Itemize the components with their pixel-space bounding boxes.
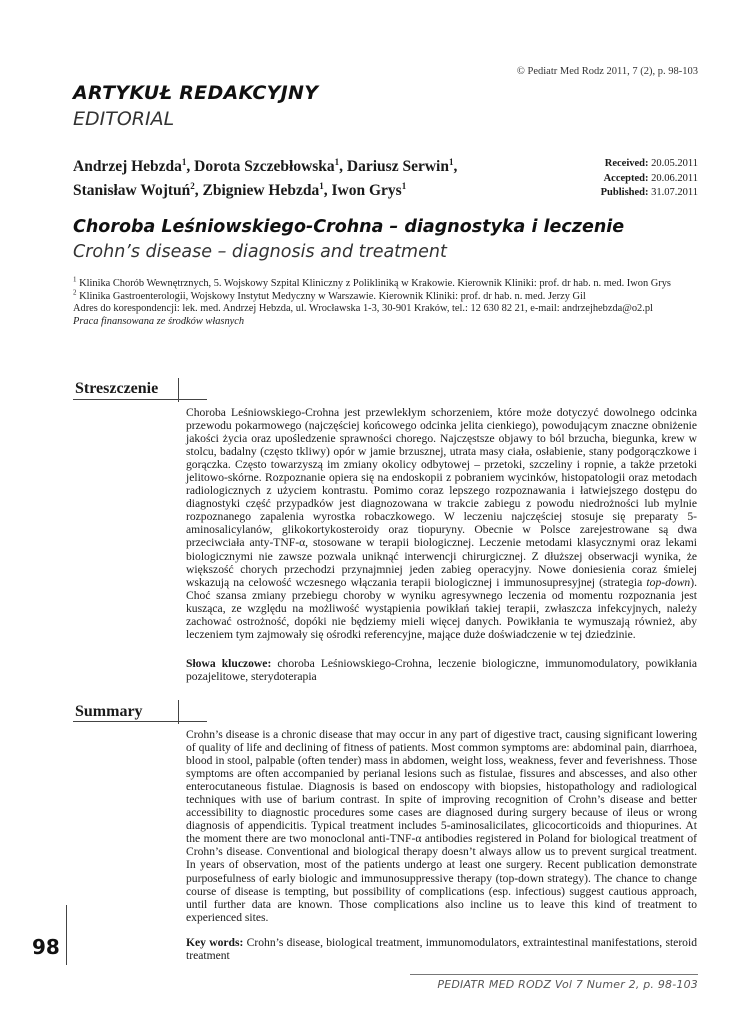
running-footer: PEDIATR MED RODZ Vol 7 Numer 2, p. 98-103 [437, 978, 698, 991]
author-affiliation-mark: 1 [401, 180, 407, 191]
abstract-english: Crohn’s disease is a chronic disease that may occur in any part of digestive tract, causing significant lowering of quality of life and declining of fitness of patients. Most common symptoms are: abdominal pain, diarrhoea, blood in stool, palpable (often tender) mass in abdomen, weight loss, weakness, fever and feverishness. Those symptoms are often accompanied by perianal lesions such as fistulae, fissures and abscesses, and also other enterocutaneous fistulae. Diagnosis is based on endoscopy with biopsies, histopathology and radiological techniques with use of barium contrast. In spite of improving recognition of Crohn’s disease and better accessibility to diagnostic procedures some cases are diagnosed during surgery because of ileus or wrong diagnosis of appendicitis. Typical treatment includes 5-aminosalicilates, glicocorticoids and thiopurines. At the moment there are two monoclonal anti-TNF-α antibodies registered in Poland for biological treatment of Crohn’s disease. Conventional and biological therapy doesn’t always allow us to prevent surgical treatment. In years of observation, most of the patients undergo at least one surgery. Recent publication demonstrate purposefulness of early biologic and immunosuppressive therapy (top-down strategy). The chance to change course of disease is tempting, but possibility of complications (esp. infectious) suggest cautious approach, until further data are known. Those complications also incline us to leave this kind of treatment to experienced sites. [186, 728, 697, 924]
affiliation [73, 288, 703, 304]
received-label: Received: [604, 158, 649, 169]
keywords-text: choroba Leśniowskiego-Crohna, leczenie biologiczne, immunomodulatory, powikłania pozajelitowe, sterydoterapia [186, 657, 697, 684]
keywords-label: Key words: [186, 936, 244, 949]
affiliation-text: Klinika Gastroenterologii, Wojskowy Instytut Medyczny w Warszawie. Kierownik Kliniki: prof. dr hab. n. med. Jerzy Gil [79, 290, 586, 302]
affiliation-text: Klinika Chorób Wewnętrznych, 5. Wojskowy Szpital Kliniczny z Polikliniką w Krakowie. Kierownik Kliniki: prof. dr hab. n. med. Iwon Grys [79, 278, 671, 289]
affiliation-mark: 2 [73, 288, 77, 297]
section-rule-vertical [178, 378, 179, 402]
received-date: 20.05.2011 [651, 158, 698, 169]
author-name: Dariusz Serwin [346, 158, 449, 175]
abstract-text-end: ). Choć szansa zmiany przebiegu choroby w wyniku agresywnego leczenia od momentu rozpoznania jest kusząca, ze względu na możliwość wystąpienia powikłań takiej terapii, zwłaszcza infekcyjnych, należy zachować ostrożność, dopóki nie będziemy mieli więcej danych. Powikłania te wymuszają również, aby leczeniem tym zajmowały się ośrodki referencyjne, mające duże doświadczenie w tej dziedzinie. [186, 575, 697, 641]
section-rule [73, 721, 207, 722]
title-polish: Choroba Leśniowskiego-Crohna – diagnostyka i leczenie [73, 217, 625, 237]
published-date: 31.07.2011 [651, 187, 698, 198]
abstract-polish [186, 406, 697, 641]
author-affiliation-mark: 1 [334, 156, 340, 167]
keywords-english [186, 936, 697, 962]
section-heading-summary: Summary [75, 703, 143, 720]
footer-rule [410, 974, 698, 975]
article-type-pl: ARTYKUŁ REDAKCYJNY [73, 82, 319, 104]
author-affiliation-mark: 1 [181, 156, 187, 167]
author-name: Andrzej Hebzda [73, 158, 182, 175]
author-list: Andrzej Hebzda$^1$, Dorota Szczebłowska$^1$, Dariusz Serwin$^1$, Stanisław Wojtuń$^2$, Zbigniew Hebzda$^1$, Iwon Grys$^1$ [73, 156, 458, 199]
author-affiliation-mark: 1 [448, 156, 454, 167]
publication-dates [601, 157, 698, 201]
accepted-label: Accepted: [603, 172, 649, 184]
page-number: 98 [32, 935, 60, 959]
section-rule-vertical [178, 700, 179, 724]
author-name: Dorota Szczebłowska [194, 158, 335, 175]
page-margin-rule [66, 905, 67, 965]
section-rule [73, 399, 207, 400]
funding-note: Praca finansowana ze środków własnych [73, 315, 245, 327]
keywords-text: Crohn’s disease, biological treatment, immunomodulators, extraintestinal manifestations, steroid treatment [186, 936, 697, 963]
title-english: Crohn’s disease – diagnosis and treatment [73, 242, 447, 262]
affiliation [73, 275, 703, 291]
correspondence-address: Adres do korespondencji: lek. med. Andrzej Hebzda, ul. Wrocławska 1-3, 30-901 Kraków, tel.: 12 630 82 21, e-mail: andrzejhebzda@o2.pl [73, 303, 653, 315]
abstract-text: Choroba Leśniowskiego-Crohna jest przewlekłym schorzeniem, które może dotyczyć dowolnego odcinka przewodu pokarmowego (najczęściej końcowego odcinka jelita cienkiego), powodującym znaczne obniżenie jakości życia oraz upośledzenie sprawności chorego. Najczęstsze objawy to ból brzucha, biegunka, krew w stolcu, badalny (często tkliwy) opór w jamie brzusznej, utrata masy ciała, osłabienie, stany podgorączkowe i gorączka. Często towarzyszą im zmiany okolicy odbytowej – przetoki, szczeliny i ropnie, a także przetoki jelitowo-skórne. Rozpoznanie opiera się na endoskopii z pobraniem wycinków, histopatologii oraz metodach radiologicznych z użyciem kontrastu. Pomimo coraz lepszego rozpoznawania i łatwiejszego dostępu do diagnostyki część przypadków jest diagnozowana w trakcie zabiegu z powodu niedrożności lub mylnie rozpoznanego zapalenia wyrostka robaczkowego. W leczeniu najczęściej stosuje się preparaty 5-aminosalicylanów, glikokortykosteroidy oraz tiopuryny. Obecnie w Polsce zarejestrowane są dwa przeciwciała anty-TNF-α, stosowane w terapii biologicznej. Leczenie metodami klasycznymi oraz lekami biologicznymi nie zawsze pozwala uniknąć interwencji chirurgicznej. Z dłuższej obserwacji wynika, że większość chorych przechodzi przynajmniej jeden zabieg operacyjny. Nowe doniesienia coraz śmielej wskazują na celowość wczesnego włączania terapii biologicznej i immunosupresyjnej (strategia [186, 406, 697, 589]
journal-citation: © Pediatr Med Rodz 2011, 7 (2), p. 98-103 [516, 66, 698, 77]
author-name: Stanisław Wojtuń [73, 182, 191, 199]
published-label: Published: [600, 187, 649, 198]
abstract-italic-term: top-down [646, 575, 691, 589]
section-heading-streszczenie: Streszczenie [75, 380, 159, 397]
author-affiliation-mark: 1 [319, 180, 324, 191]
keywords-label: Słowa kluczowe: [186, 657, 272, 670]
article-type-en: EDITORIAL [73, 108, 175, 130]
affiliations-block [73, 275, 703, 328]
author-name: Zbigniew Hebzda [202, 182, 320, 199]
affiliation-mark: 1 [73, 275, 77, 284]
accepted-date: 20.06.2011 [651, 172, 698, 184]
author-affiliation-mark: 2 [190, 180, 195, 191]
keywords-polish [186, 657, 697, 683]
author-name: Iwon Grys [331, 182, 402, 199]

____________________

From the data, list each line in which the string "article" appears.

article-type-pl: ARTYKUŁ REDAKCYJNY [73, 82, 319, 104]
article-type-en: EDITORIAL [73, 108, 175, 130]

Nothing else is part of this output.